What this task involves:
Where a line contains the word "text", copy that line in full.
━━━━
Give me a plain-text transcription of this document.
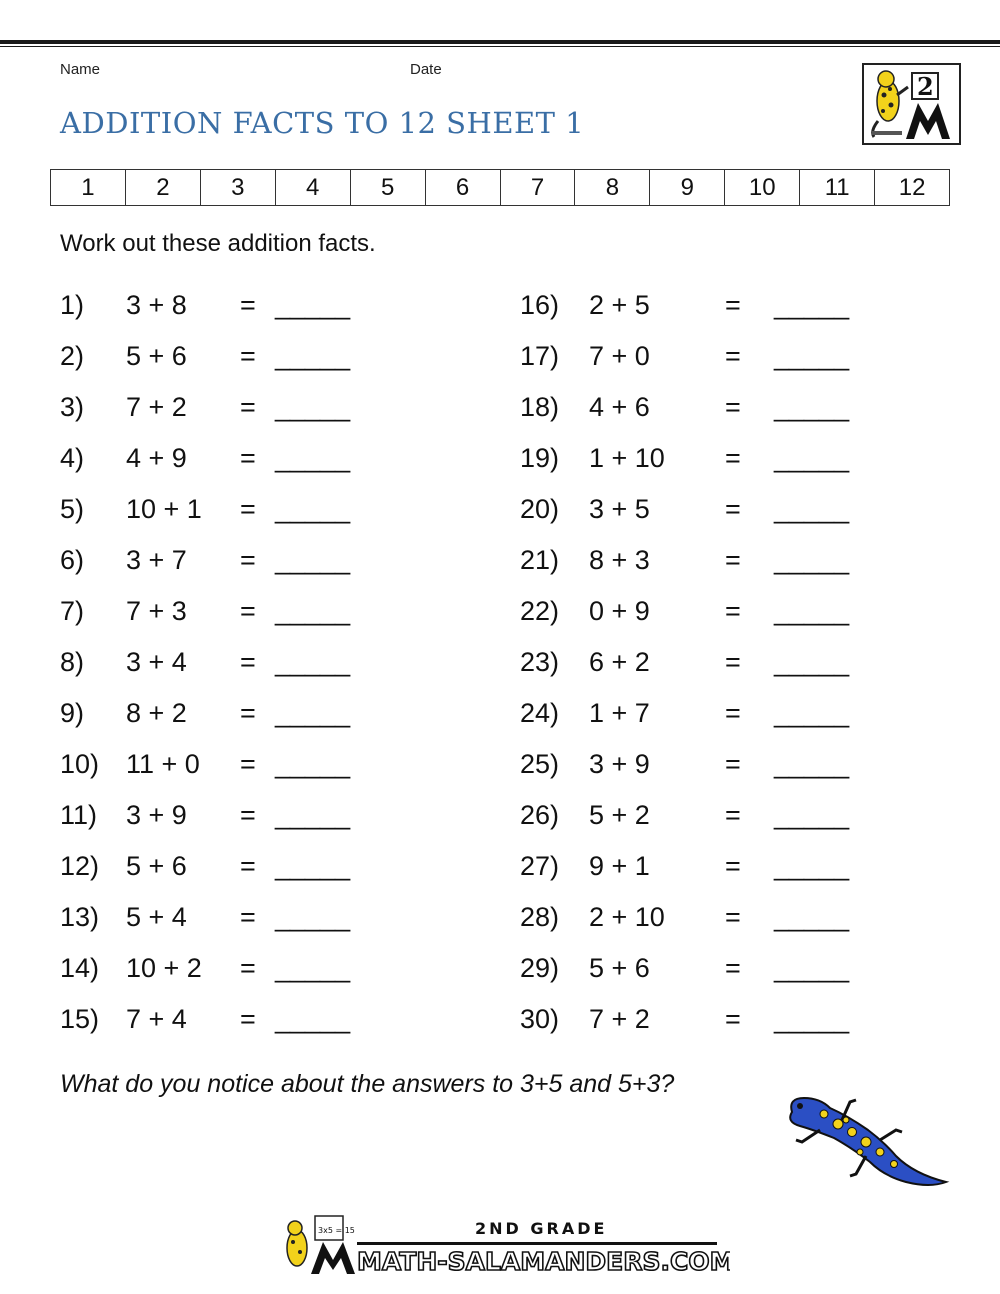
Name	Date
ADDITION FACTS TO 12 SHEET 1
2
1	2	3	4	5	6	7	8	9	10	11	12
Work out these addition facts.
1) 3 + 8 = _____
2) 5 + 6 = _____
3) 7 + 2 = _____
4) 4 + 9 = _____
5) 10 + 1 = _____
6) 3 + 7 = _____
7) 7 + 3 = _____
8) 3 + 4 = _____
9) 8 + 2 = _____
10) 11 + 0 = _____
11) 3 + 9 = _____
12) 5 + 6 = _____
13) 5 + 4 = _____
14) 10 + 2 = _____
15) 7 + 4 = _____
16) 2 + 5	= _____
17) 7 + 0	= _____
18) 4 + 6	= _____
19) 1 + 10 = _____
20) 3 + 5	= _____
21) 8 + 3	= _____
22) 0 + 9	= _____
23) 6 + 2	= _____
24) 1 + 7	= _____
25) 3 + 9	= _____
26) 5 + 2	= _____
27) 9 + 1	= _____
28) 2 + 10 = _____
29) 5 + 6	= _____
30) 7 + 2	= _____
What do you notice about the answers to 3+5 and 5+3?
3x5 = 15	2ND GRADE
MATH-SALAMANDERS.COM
━━━━
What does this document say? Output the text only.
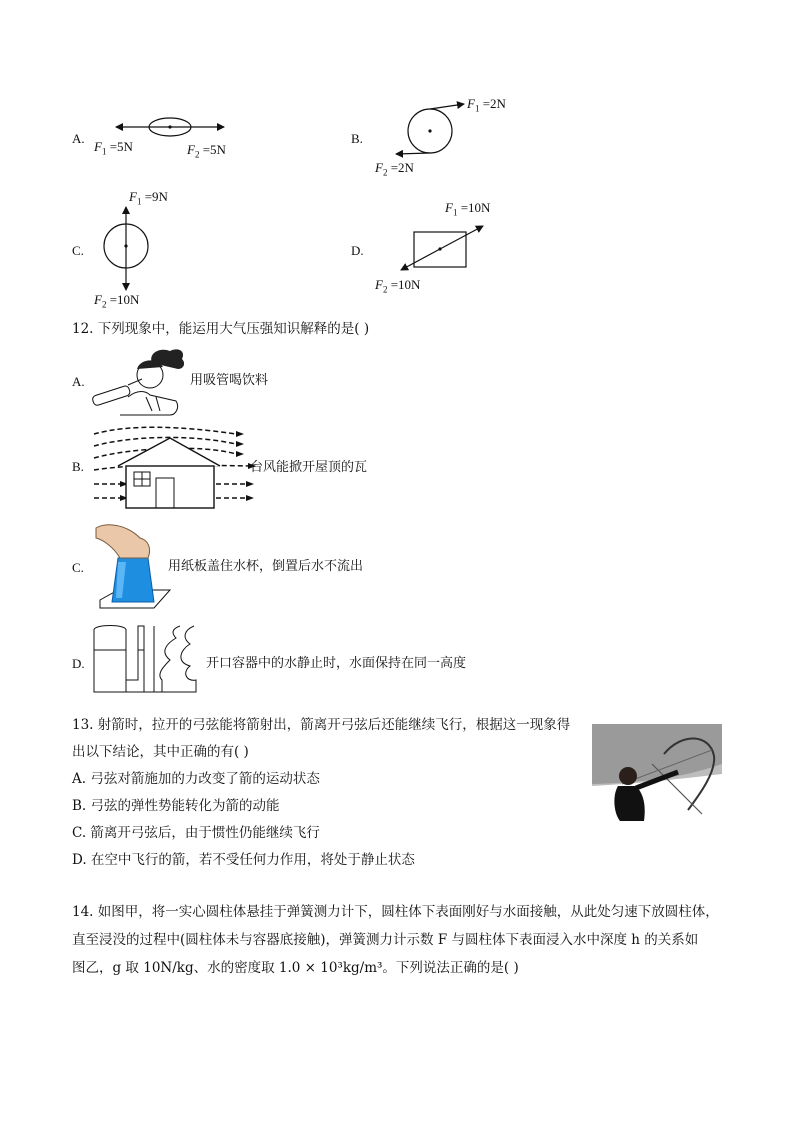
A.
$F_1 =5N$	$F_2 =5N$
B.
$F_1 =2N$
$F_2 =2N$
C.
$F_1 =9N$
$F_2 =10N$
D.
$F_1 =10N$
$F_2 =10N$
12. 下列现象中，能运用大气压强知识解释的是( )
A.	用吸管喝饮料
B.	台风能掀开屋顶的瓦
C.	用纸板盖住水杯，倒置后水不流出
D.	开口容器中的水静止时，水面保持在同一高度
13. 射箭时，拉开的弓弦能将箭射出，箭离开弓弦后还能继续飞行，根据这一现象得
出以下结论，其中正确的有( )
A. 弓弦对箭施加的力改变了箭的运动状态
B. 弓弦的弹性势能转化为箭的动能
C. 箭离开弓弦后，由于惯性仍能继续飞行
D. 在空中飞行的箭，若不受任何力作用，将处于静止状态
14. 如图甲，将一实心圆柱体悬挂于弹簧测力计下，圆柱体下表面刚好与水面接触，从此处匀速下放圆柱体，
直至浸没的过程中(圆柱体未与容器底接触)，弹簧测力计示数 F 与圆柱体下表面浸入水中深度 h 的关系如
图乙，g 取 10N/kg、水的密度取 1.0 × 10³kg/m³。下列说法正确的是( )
━━━━
The completed task:
Give me a plain-text transcription of this document.
What does this document say? Output the text only.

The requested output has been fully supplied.